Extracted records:
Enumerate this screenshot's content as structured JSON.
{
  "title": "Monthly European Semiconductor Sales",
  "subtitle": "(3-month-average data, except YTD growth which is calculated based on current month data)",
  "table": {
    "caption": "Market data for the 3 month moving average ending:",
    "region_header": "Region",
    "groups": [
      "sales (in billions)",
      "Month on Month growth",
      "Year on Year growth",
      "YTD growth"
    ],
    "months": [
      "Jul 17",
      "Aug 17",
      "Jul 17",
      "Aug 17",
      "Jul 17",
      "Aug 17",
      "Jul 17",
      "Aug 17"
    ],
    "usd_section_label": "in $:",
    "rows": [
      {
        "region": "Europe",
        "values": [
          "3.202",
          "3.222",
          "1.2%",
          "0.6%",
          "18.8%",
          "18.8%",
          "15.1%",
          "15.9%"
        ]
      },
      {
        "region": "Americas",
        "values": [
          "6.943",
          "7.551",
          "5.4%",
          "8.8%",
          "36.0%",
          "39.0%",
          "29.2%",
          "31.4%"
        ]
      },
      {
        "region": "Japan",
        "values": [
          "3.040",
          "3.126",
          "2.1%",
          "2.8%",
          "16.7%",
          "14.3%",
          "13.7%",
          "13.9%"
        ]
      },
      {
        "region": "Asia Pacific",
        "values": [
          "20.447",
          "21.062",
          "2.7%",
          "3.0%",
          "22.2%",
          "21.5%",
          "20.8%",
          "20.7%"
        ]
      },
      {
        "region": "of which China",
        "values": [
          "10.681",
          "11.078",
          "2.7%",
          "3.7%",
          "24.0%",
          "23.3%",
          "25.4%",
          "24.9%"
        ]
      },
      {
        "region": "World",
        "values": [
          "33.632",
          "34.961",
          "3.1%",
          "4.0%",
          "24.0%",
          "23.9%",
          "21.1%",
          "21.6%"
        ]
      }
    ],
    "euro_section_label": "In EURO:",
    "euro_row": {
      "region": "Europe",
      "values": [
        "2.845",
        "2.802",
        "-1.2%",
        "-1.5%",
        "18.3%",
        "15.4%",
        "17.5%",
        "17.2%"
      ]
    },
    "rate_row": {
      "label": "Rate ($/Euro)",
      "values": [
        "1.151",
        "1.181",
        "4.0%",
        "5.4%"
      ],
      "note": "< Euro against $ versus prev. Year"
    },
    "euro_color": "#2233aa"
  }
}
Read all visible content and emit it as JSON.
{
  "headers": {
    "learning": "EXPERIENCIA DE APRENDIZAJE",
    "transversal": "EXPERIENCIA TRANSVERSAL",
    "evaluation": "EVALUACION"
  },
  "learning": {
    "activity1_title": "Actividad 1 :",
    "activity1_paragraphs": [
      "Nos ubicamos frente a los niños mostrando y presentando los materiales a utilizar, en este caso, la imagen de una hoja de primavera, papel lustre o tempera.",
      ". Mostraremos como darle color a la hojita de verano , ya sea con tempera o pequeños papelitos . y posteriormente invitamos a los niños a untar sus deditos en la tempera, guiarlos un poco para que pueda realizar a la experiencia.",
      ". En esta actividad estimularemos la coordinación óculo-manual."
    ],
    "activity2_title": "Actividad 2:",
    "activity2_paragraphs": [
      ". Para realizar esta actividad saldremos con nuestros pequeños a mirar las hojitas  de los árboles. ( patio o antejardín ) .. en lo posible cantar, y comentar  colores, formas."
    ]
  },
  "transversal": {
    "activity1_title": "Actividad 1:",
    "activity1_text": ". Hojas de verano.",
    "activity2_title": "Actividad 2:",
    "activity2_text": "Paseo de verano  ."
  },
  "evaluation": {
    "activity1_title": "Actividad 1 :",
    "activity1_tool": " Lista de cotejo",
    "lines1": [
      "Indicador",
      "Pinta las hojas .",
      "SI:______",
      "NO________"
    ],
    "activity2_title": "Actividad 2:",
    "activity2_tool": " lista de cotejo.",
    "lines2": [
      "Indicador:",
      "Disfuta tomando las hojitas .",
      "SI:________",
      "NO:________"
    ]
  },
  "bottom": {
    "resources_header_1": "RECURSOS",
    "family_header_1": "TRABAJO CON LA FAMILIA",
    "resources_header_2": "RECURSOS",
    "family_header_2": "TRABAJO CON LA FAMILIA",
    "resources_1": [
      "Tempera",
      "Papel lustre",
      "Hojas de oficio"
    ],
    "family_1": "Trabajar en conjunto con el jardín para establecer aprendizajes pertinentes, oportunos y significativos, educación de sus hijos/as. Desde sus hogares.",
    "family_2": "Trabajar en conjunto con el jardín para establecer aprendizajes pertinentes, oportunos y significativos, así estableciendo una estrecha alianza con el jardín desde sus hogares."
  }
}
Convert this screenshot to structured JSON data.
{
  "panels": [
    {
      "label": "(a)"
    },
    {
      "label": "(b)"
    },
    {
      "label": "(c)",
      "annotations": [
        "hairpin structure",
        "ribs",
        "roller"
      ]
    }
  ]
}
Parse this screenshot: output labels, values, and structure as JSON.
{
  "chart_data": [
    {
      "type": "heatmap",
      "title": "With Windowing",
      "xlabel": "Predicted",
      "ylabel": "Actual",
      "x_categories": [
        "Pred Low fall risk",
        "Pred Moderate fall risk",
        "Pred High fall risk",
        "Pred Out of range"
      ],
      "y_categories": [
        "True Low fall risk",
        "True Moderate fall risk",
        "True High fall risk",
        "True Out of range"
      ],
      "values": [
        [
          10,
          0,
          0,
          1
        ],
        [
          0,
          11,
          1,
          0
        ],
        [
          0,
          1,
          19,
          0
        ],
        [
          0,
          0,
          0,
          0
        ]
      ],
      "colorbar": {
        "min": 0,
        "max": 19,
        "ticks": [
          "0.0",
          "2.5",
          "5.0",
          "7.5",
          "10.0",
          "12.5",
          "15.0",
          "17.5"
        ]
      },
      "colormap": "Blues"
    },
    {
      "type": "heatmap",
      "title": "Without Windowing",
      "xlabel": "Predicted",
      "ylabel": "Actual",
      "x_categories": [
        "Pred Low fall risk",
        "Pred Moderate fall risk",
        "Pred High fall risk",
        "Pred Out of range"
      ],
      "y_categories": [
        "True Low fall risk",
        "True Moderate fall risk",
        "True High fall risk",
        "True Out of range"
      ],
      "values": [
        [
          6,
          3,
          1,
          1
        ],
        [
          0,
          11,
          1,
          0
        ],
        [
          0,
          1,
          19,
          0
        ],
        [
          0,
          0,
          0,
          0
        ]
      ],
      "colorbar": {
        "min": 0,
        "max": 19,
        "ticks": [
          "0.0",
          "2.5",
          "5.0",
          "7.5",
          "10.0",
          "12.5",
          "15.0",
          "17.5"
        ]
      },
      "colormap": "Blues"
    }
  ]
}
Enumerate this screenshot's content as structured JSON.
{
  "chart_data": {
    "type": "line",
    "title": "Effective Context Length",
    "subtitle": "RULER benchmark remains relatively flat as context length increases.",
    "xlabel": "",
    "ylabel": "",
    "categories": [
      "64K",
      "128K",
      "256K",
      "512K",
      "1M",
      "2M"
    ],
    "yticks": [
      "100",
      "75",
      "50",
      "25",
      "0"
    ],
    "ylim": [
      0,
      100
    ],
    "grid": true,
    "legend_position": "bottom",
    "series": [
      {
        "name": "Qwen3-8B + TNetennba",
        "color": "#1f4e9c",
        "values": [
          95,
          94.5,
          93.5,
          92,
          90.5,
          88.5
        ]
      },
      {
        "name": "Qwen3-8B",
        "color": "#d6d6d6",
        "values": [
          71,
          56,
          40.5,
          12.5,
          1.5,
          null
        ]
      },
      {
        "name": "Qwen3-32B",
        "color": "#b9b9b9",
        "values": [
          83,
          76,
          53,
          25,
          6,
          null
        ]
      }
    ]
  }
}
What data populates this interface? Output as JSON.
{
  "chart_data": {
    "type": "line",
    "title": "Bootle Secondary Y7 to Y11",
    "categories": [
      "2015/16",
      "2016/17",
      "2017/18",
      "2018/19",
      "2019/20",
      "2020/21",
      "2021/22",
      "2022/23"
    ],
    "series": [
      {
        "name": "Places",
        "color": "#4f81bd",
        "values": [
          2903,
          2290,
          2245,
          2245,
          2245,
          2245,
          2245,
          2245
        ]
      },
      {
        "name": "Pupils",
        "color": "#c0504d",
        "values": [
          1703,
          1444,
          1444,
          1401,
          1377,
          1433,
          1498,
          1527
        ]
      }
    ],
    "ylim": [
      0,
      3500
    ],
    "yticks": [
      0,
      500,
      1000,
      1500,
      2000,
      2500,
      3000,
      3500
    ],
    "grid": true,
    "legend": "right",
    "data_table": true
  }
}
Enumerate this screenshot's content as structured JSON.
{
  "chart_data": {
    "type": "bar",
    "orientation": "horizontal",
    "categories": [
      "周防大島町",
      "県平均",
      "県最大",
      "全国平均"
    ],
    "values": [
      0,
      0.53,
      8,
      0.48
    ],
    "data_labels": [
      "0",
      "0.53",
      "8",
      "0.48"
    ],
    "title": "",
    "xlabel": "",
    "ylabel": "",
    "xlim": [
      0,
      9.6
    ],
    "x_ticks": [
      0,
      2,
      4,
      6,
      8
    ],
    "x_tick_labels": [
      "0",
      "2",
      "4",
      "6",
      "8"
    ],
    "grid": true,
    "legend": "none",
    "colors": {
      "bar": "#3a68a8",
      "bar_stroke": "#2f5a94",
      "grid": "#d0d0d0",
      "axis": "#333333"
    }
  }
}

EXERCISE DESCRIPTION: Make a copy of each line that contains the string "niños".

REPLY:
      "Nos ubicamos frente a los niños mostrando y presentando los materiales a utilizar, en este caso, la imagen de una hoja de primavera, papel lustre o tempera.",
      ". Mostraremos como darle color a la hojita de verano , ya sea con tempera o pequeños papelitos . y posteriormente invitamos a los niños a untar sus deditos en la tempera, guiarlos un poco para que pueda realizar a la experiencia.",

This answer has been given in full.